Entries shown:
☆ ☆ ☆ ☆

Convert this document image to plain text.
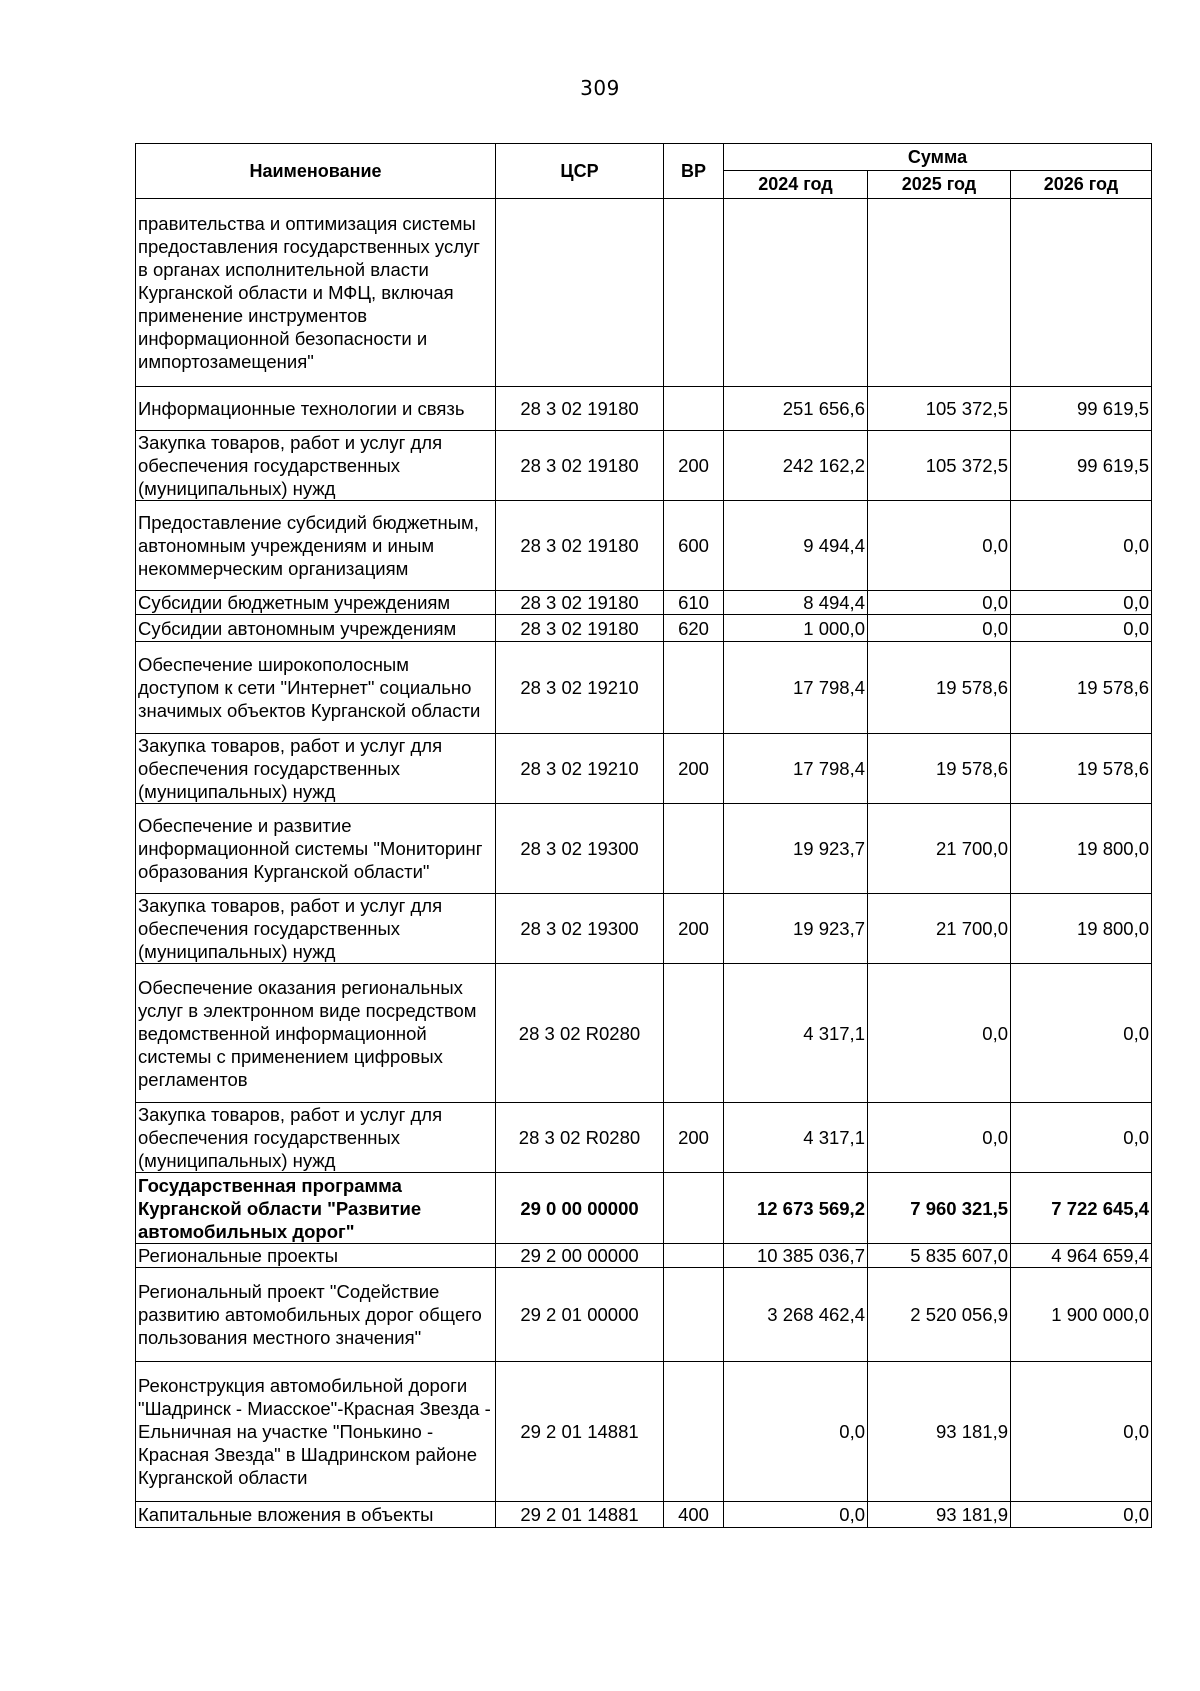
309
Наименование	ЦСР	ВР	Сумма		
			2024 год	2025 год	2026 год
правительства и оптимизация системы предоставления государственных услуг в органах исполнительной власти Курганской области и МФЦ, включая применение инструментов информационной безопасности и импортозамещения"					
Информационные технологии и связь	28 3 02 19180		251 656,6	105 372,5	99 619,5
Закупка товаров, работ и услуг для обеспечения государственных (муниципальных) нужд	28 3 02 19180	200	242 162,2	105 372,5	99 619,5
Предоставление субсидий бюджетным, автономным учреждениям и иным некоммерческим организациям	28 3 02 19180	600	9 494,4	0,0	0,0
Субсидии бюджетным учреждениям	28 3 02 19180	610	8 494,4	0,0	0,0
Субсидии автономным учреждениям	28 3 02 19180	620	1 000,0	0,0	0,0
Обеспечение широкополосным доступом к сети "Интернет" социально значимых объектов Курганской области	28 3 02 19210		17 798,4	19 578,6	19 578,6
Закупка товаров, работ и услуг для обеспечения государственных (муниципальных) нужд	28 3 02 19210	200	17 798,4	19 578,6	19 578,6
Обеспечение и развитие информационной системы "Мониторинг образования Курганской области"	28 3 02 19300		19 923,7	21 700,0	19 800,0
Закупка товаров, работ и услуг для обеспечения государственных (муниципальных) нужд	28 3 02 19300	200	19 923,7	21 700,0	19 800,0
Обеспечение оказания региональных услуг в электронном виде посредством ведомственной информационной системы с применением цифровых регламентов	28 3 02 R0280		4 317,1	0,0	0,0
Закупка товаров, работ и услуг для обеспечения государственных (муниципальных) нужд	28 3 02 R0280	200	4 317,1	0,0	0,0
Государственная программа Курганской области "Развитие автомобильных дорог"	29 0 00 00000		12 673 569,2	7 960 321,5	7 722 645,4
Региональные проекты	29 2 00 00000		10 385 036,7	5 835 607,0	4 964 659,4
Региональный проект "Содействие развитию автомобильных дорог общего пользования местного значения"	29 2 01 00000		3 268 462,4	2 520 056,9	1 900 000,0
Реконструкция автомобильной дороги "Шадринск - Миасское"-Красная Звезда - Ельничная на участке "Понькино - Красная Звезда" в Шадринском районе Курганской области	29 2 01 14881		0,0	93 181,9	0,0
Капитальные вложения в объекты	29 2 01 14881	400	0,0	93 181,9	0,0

☆ ☆ ☆ ☆

Your task: Pictures stay out of the copy; please restate every record above exactly.

The output:
Convert this document image to plain text.
309
Наименование	ЦСР	ВР	Сумма		
			2024 год	2025 год	2026 год
правительства и оптимизация системы предоставления государственных услуг в органах исполнительной власти Курганской области и МФЦ, включая применение инструментов информационной безопасности и импортозамещения"					
Информационные технологии и связь	28 3 02 19180		251 656,6	105 372,5	99 619,5
Закупка товаров, работ и услуг для обеспечения государственных (муниципальных) нужд	28 3 02 19180	200	242 162,2	105 372,5	99 619,5
Предоставление субсидий бюджетным, автономным учреждениям и иным некоммерческим организациям	28 3 02 19180	600	9 494,4	0,0	0,0
Субсидии бюджетным учреждениям	28 3 02 19180	610	8 494,4	0,0	0,0
Субсидии автономным учреждениям	28 3 02 19180	620	1 000,0	0,0	0,0
Обеспечение широкополосным доступом к сети "Интернет" социально значимых объектов Курганской области	28 3 02 19210		17 798,4	19 578,6	19 578,6
Закупка товаров, работ и услуг для обеспечения государственных (муниципальных) нужд	28 3 02 19210	200	17 798,4	19 578,6	19 578,6
Обеспечение и развитие информационной системы "Мониторинг образования Курганской области"	28 3 02 19300		19 923,7	21 700,0	19 800,0
Закупка товаров, работ и услуг для обеспечения государственных (муниципальных) нужд	28 3 02 19300	200	19 923,7	21 700,0	19 800,0
Обеспечение оказания региональных услуг в электронном виде посредством ведомственной информационной системы с применением цифровых регламентов	28 3 02 R0280		4 317,1	0,0	0,0
Закупка товаров, работ и услуг для обеспечения государственных (муниципальных) нужд	28 3 02 R0280	200	4 317,1	0,0	0,0
Государственная программа Курганской области "Развитие автомобильных дорог"	29 0 00 00000		12 673 569,2	7 960 321,5	7 722 645,4
Региональные проекты	29 2 00 00000		10 385 036,7	5 835 607,0	4 964 659,4
Региональный проект "Содействие развитию автомобильных дорог общего пользования местного значения"	29 2 01 00000		3 268 462,4	2 520 056,9	1 900 000,0
Реконструкция автомобильной дороги "Шадринск - Миасское"-Красная Звезда - Ельничная на участке "Понькино - Красная Звезда" в Шадринском районе Курганской области	29 2 01 14881		0,0	93 181,9	0,0
Капитальные вложения в объекты	29 2 01 14881	400	0,0	93 181,9	0,0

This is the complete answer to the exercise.